▸ Exercise details
Copy every line that contains the string "this" from the entries below.

Entries from a dataset:

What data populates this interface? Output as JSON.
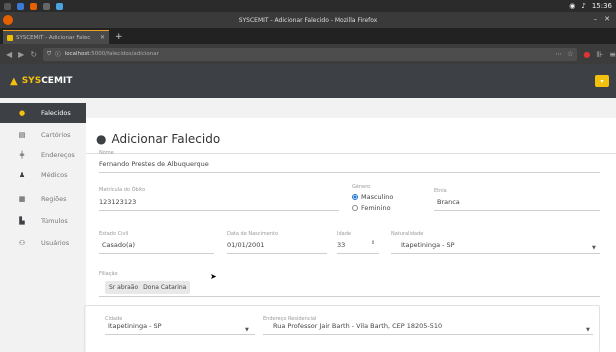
{
  "system": {
    "clock": "15:36"
  },
  "window": {
    "title": "SYSCEMIT - Adicionar Falecido - Mozilla Firefox"
  },
  "browser": {
    "tab_title": "SYSCEMIT - Adicionar Falec",
    "url_host": "localhost",
    "url_path": ":5000/falecidos/adicionar"
  },
  "app": {
    "brand_sys": "SYS",
    "brand_cemit": "CEMIT"
  },
  "sidebar": {
    "items": [
      {
        "label": "Falecidos",
        "icon": "grave-icon",
        "active": true
      },
      {
        "label": "Cartórios",
        "icon": "building-icon"
      },
      {
        "label": "Endereços",
        "icon": "signpost-icon"
      },
      {
        "label": "Médicos",
        "icon": "user-icon"
      },
      {
        "label": "Regiões",
        "icon": "map-icon"
      },
      {
        "label": "Túmulos",
        "icon": "tomb-icon"
      },
      {
        "label": "Usuários",
        "icon": "users-icon"
      }
    ]
  },
  "page": {
    "title": "Adicionar Falecido"
  },
  "form": {
    "nome": {
      "label": "Nome",
      "value": "Fernando Prestes de Albuquerque"
    },
    "matricula": {
      "label": "Matrícula do Óbito",
      "value": "123123123"
    },
    "genero": {
      "label": "Gênero",
      "options": [
        "Masculino",
        "Feminino"
      ],
      "selected": "Masculino"
    },
    "etnia": {
      "label": "Etnia",
      "value": "Branca"
    },
    "estado_civil": {
      "label": "Estado Civil",
      "value": "Casado(a)"
    },
    "data_nascimento": {
      "label": "Data de Nascimento",
      "value": "01/01/2001"
    },
    "idade": {
      "label": "Idade",
      "value": "33"
    },
    "naturalidade": {
      "label": "Naturalidade",
      "value": "Itapetininga - SP"
    },
    "filiacao": {
      "label": "Filiação",
      "values": [
        "Sr abraão",
        "Dona Catarina"
      ]
    },
    "cidade": {
      "label": "Cidade",
      "value": "Itapetininga - SP"
    },
    "endereco": {
      "label": "Endereço Residencial",
      "value": "Rua Professor Jair Barth - Vila Barth, CEP 18205-510"
    }
  },
  "colors": {
    "accent": "#f3c10c",
    "dark": "#3d4045",
    "radio": "#1e73d2"
  }
}
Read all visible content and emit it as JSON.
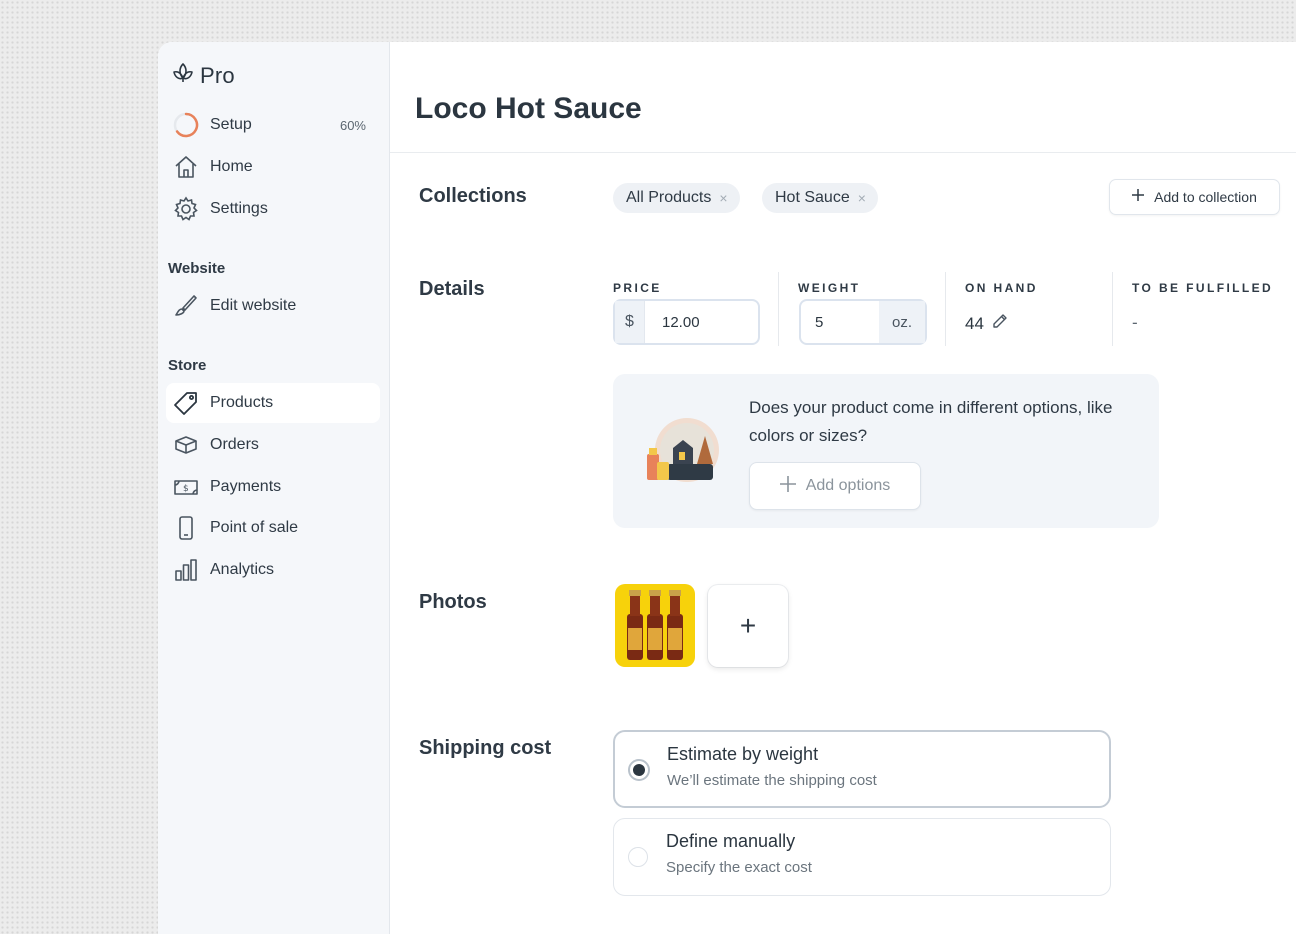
{
  "app": {
    "brand": "Pro"
  },
  "sidebar": {
    "setup": {
      "label": "Setup",
      "progress": "60%"
    },
    "items_top": [
      {
        "label": "Home",
        "icon": "home-icon"
      },
      {
        "label": "Settings",
        "icon": "gear-icon"
      }
    ],
    "website_section": "Website",
    "edit_website": "Edit website",
    "store_section": "Store",
    "store_items": [
      {
        "label": "Products",
        "icon": "tag-icon",
        "active": true
      },
      {
        "label": "Orders",
        "icon": "box-icon"
      },
      {
        "label": "Payments",
        "icon": "money-icon"
      },
      {
        "label": "Point of sale",
        "icon": "phone-icon"
      },
      {
        "label": "Analytics",
        "icon": "bar-chart-icon"
      }
    ]
  },
  "main": {
    "title": "Loco Hot Sauce",
    "collections": {
      "label": "Collections",
      "chips": [
        "All Products",
        "Hot Sauce"
      ],
      "chip_remove": "×",
      "add_button": "Add to collection"
    },
    "details": {
      "label": "Details",
      "price": {
        "caption": "PRICE",
        "prefix": "$",
        "value": "12.00"
      },
      "weight": {
        "caption": "WEIGHT",
        "value": "5",
        "unit": "oz."
      },
      "on_hand": {
        "caption": "ON HAND",
        "value": "44"
      },
      "to_be_fulfilled": {
        "caption": "TO BE FULFILLED",
        "value": "-"
      },
      "options_prompt": "Does your product come in different options, like colors or sizes?",
      "add_options": "Add options"
    },
    "photos": {
      "label": "Photos",
      "add": "+"
    },
    "shipping": {
      "label": "Shipping cost",
      "options": [
        {
          "title": "Estimate by weight",
          "subtitle": "We’ll estimate the shipping cost",
          "selected": true
        },
        {
          "title": "Define manually",
          "subtitle": "Specify the exact cost",
          "selected": false
        }
      ]
    }
  },
  "colors": {
    "accent": "#e8825a",
    "photo_bg": "#f7d20b",
    "text": "#2b3640"
  }
}
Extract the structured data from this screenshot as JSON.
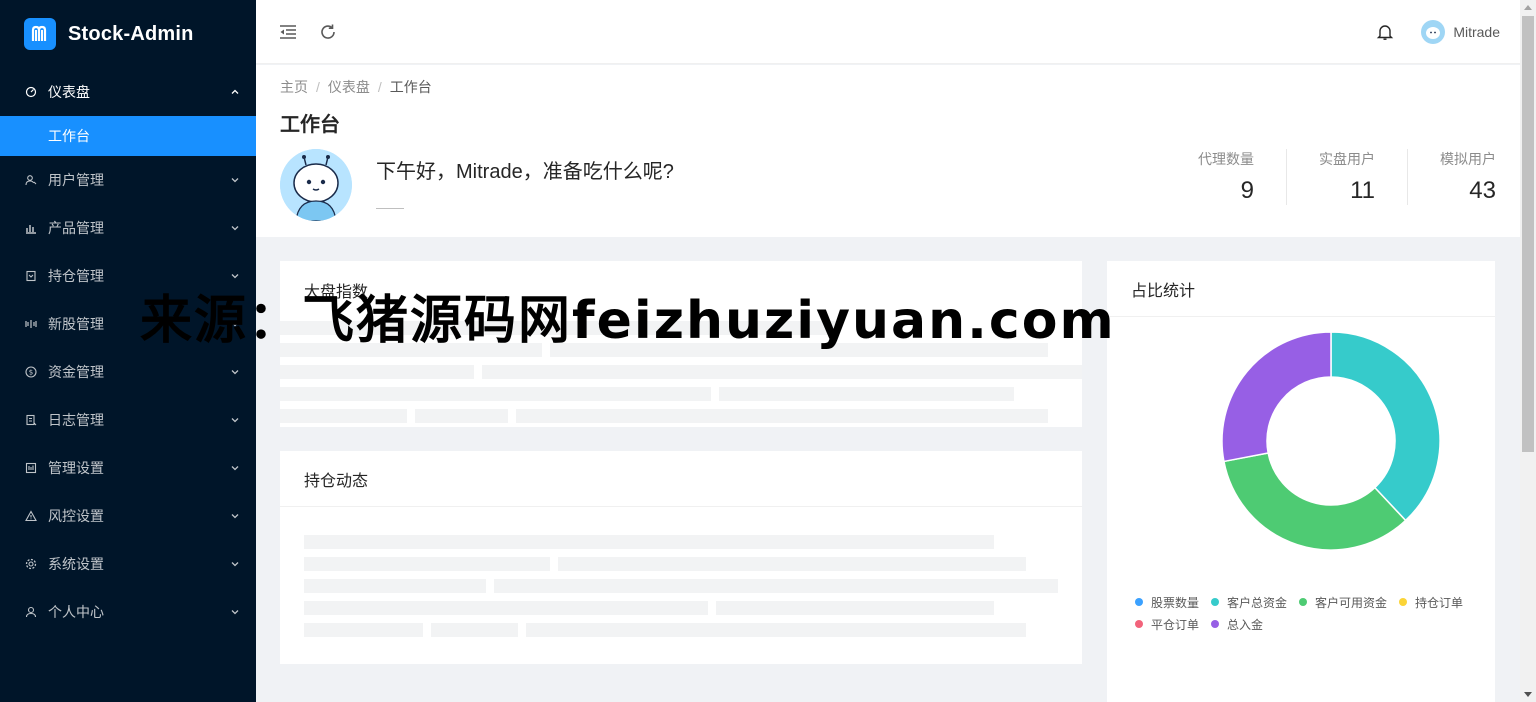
{
  "app": {
    "title": "Stock-Admin"
  },
  "sidebar": {
    "items": [
      {
        "label": "仪表盘",
        "icon": "dashboard-icon",
        "open": true
      },
      {
        "label": "工作台",
        "sub": true,
        "selected": true
      },
      {
        "label": "用户管理",
        "icon": "user-manage-icon"
      },
      {
        "label": "产品管理",
        "icon": "product-chart-icon"
      },
      {
        "label": "持仓管理",
        "icon": "position-icon"
      },
      {
        "label": "新股管理",
        "icon": "new-stock-icon"
      },
      {
        "label": "资金管理",
        "icon": "dollar-icon"
      },
      {
        "label": "日志管理",
        "icon": "log-icon"
      },
      {
        "label": "管理设置",
        "icon": "admin-settings-icon"
      },
      {
        "label": "风控设置",
        "icon": "warning-icon"
      },
      {
        "label": "系统设置",
        "icon": "gear-icon"
      },
      {
        "label": "个人中心",
        "icon": "person-icon"
      }
    ]
  },
  "topbar": {
    "username": "Mitrade"
  },
  "breadcrumb": [
    "主页",
    "仪表盘",
    "工作台"
  ],
  "page": {
    "title": "工作台",
    "greeting": "下午好，Mitrade，准备吃什么呢?"
  },
  "stats": [
    {
      "label": "代理数量",
      "value": "9"
    },
    {
      "label": "实盘用户",
      "value": "11"
    },
    {
      "label": "模拟用户",
      "value": "43"
    }
  ],
  "cards": {
    "market": "大盘指数",
    "positions": "持仓动态",
    "ratio": "占比统计"
  },
  "chart_data": {
    "type": "pie",
    "labels": [
      "股票数量",
      "客户总资金",
      "客户可用资金",
      "持仓订单",
      "平仓订单",
      "总入金"
    ],
    "values": [
      0,
      38,
      34,
      0,
      0,
      28
    ],
    "colors": [
      "#3ba1ff",
      "#36cbcb",
      "#4ecb73",
      "#fbd437",
      "#f2637b",
      "#975fe5"
    ],
    "legend": "bottom"
  },
  "watermark": "来源：飞猪源码网feizhuziyuan.com"
}
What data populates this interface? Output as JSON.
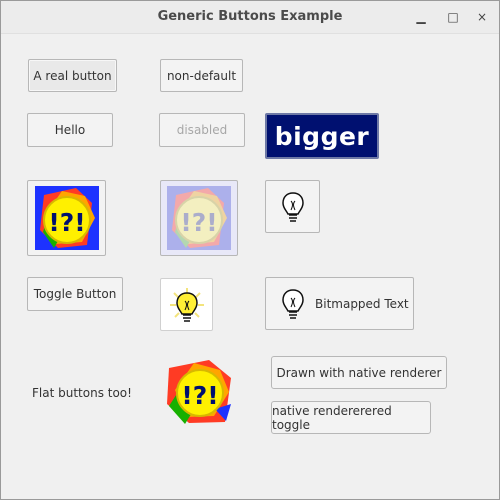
{
  "window": {
    "title": "Generic Buttons Example",
    "controls": [
      "minimize-icon",
      "maximize-icon",
      "close-icon"
    ]
  },
  "buttons": {
    "real_button": "A real button",
    "non_default": "non-default",
    "hello": "Hello",
    "disabled": "disabled",
    "bigger": "bigger",
    "toggle_button": "Toggle Button",
    "bitmapped_text": "Bitmapped Text",
    "native_renderer": "Drawn with native renderer",
    "native_toggle": "native rendererered toggle"
  },
  "labels": {
    "flat_buttons": "Flat buttons too!"
  },
  "icons": {
    "logo": "!?!",
    "bulb": "lightbulb-icon"
  },
  "colors": {
    "bigger_bg": "#001070",
    "bigger_text": "#ffffff",
    "logo_red": "#ff2d1f",
    "logo_green": "#17b000",
    "logo_blue": "#1427ff",
    "logo_yellow": "#fff000"
  }
}
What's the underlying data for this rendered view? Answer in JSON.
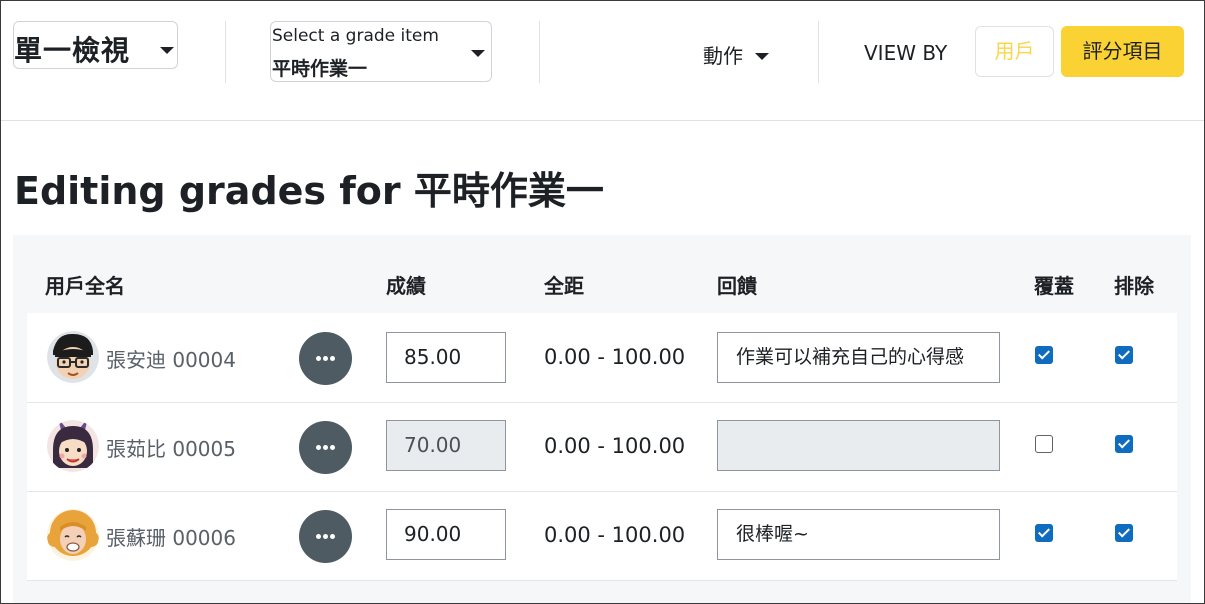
{
  "header": {
    "view_title": "單一檢視",
    "grade_select": {
      "label": "Select a grade item",
      "value": "平時作業一"
    },
    "actions_label": "動作",
    "view_by_label": "VIEW BY",
    "view_by_user": "用戶",
    "view_by_grade_item": "評分項目"
  },
  "page_title": "Editing grades for 平時作業一",
  "table": {
    "columns": [
      "用戶全名",
      "成績",
      "全距",
      "回饋",
      "覆蓋",
      "排除"
    ],
    "rows": [
      {
        "name": "張安迪 00004",
        "grade": "85.00",
        "range": "0.00 - 100.00",
        "feedback": "作業可以補充自己的心得感",
        "override": true,
        "exclude": true,
        "grade_editable": true
      },
      {
        "name": "張茹比 00005",
        "grade": "70.00",
        "range": "0.00 - 100.00",
        "feedback": "",
        "override": false,
        "exclude": true,
        "grade_editable": false
      },
      {
        "name": "張蘇珊 00006",
        "grade": "90.00",
        "range": "0.00 - 100.00",
        "feedback": "很棒喔~",
        "override": true,
        "exclude": true,
        "grade_editable": true
      }
    ]
  },
  "colors": {
    "accent": "#fbd233",
    "checkbox": "#0f6cbf",
    "menu_button": "#4e5b63"
  },
  "icons": [
    "chevron-down-icon",
    "more-actions-icon",
    "avatar-icon"
  ]
}
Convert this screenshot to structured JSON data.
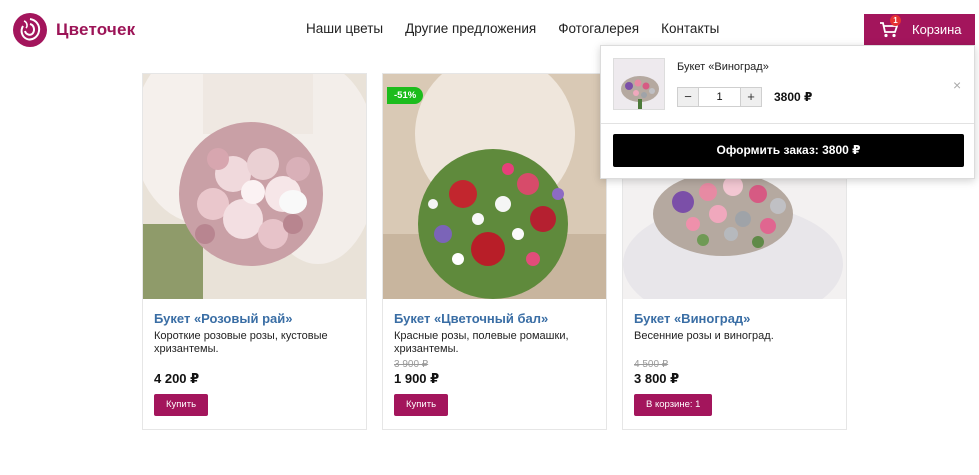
{
  "brand": {
    "name": "Цветочек",
    "color": "#9c1457"
  },
  "nav": [
    "Наши цветы",
    "Другие предложения",
    "Фотогалерея",
    "Контакты"
  ],
  "cart_button": {
    "label": "Корзина",
    "count": "1",
    "icon": "shopping-cart-icon"
  },
  "colors": {
    "accent": "#a3155c",
    "link": "#3a6ea5",
    "discount": "#1cbc1c"
  },
  "products": [
    {
      "title": "Букет «Розовый рай»",
      "desc": "Короткие розовые розы, кустовые хризантемы.",
      "old_price": "",
      "price": "4 200 ₽",
      "button": "Купить",
      "discount": ""
    },
    {
      "title": "Букет «Цветочный бал»",
      "desc": "Красные розы, полевые ромашки, хризантемы.",
      "old_price": "3 900 ₽",
      "price": "1 900 ₽",
      "button": "Купить",
      "discount": "-51%"
    },
    {
      "title": "Букет «Виноград»",
      "desc": "Весенние розы и виноград.",
      "old_price": "4 500 ₽",
      "price": "3 800 ₽",
      "button": "В корзине: 1",
      "discount": ""
    }
  ],
  "cart_popup": {
    "item_name": "Букет «Виноград»",
    "qty": "1",
    "minus": "−",
    "plus": "+",
    "price": "3800 ₽",
    "close": "×",
    "checkout": "Оформить заказ: 3800 ₽"
  }
}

▸ Exercise answer
What data populates this interface? Output as JSON.
Extract the structured data from this screenshot as JSON.
What data populates this interface? Output as JSON.
What's the underlying data for this rendered view? Answer in JSON.
Convert this screenshot to structured JSON data.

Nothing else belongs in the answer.